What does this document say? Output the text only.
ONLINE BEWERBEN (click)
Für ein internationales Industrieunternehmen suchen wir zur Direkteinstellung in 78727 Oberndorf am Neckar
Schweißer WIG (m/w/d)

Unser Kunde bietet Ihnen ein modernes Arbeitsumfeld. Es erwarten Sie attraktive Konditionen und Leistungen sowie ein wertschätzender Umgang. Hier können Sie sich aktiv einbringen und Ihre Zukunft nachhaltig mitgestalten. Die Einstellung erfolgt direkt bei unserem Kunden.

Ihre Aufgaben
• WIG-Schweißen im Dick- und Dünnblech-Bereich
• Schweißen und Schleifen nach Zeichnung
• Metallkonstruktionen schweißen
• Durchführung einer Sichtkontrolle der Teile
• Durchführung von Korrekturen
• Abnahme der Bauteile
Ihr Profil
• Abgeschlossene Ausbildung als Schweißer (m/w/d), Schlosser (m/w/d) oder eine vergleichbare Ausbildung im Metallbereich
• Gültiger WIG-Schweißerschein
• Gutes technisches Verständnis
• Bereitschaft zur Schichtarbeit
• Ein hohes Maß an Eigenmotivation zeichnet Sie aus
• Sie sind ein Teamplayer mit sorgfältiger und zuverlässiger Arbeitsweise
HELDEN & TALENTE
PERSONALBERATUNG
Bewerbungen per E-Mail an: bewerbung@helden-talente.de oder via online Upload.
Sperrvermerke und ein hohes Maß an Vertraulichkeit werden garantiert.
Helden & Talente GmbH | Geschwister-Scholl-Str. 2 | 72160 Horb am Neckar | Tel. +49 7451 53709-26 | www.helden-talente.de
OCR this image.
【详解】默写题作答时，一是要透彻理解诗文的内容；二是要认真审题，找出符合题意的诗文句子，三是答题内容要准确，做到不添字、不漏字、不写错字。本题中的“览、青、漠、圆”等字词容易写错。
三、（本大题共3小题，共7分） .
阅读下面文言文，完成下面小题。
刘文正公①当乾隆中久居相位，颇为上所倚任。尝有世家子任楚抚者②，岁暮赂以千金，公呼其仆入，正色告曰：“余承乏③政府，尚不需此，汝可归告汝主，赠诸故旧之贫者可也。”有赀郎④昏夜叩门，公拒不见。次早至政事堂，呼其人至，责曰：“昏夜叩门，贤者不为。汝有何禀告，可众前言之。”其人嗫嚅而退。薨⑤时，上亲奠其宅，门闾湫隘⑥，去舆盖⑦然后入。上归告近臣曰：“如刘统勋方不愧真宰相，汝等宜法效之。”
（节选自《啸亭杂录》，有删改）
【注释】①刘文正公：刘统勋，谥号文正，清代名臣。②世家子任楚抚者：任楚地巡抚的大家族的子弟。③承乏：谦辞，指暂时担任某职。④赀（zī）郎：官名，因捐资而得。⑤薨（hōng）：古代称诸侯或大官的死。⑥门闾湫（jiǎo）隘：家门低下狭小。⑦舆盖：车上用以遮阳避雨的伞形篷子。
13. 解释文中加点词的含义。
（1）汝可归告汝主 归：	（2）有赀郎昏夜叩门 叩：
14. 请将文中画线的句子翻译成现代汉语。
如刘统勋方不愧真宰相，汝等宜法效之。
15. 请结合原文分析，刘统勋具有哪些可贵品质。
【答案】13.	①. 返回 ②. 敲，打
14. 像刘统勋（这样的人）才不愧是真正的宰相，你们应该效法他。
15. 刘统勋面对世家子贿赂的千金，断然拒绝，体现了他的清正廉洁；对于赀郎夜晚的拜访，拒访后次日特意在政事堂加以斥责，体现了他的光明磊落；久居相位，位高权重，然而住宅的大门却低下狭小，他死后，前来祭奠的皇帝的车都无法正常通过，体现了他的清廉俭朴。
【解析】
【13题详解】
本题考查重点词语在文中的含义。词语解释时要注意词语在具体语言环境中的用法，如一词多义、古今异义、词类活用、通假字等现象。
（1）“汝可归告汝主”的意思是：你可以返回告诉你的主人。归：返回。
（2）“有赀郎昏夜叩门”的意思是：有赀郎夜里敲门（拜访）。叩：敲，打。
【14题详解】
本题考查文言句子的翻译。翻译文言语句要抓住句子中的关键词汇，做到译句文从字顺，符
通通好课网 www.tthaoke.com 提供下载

**Objective:** Copy every record exactly as presented.

**Result for this task:**
What does this document say? Output the text only.
ONLINE BEWERBEN (click)
Für ein internationales Industrieunternehmen suchen wir zur Direkteinstellung in 78727 Oberndorf am Neckar
Schweißer WIG (m/w/d)

Unser Kunde bietet Ihnen ein modernes Arbeitsumfeld. Es erwarten Sie attraktive Konditionen und Leistungen sowie ein wertschätzender Umgang. Hier können Sie sich aktiv einbringen und Ihre Zukunft nachhaltig mitgestalten. Die Einstellung erfolgt direkt bei unserem Kunden.

Ihre Aufgaben
• WIG-Schweißen im Dick- und Dünnblech-Bereich
• Schweißen und Schleifen nach Zeichnung
• Metallkonstruktionen schweißen
• Durchführung einer Sichtkontrolle der Teile
• Durchführung von Korrekturen
• Abnahme der Bauteile
Ihr Profil
• Abgeschlossene Ausbildung als Schweißer (m/w/d), Schlosser (m/w/d) oder eine vergleichbare Ausbildung im Metallbereich
• Gültiger WIG-Schweißerschein
• Gutes technisches Verständnis
• Bereitschaft zur Schichtarbeit
• Ein hohes Maß an Eigenmotivation zeichnet Sie aus
• Sie sind ein Teamplayer mit sorgfältiger und zuverlässiger Arbeitsweise
HELDEN & TALENTE
PERSONALBERATUNG
Bewerbungen per E-Mail an: bewerbung@helden-talente.de oder via online Upload.
Sperrvermerke und ein hohes Maß an Vertraulichkeit werden garantiert.
Helden & Talente GmbH | Geschwister-Scholl-Str. 2 | 72160 Horb am Neckar | Tel. +49 7451 53709-26 | www.helden-talente.de
OCR this image.
【详解】默写题作答时，一是要透彻理解诗文的内容；二是要认真审题，找出符合题意的诗文句子，三是答题内容要准确，做到不添字、不漏字、不写错字。本题中的“览、青、漠、圆”等字词容易写错。
三、（本大题共3小题，共7分） .
阅读下面文言文，完成下面小题。
刘文正公①当乾隆中久居相位，颇为上所倚任。尝有世家子任楚抚者②，岁暮赂以千金，公呼其仆入，正色告曰：“余承乏③政府，尚不需此，汝可归告汝主，赠诸故旧之贫者可也。”有赀郎④昏夜叩门，公拒不见。次早至政事堂，呼其人至，责曰：“昏夜叩门，贤者不为。汝有何禀告，可众前言之。”其人嗫嚅而退。薨⑤时，上亲奠其宅，门闾湫隘⑥，去舆盖⑦然后入。上归告近臣曰：“如刘统勋方不愧真宰相，汝等宜法效之。”
（节选自《啸亭杂录》，有删改）
【注释】①刘文正公：刘统勋，谥号文正，清代名臣。②世家子任楚抚者：任楚地巡抚的大家族的子弟。③承乏：谦辞，指暂时担任某职。④赀（zī）郎：官名，因捐资而得。⑤薨（hōng）：古代称诸侯或大官的死。⑥门闾湫（jiǎo）隘：家门低下狭小。⑦舆盖：车上用以遮阳避雨的伞形篷子。
13. 解释文中加点词的含义。
（1）汝可归告汝主 归：	（2）有赀郎昏夜叩门 叩：
14. 请将文中画线的句子翻译成现代汉语。
如刘统勋方不愧真宰相，汝等宜法效之。
15. 请结合原文分析，刘统勋具有哪些可贵品质。
【答案】13.	①. 返回 ②. 敲，打
14. 像刘统勋（这样的人）才不愧是真正的宰相，你们应该效法他。
15. 刘统勋面对世家子贿赂的千金，断然拒绝，体现了他的清正廉洁；对于赀郎夜晚的拜访，拒访后次日特意在政事堂加以斥责，体现了他的光明磊落；久居相位，位高权重，然而住宅的大门却低下狭小，他死后，前来祭奠的皇帝的车都无法正常通过，体现了他的清廉俭朴。
【解析】
【13题详解】
本题考查重点词语在文中的含义。词语解释时要注意词语在具体语言环境中的用法，如一词多义、古今异义、词类活用、通假字等现象。
（1）“汝可归告汝主”的意思是：你可以返回告诉你的主人。归：返回。
（2）“有赀郎昏夜叩门”的意思是：有赀郎夜里敲门（拜访）。叩：敲，打。
【14题详解】
本题考查文言句子的翻译。翻译文言语句要抓住句子中的关键词汇，做到译句文从字顺，符
通通好课网 www.tthaoke.com 提供下载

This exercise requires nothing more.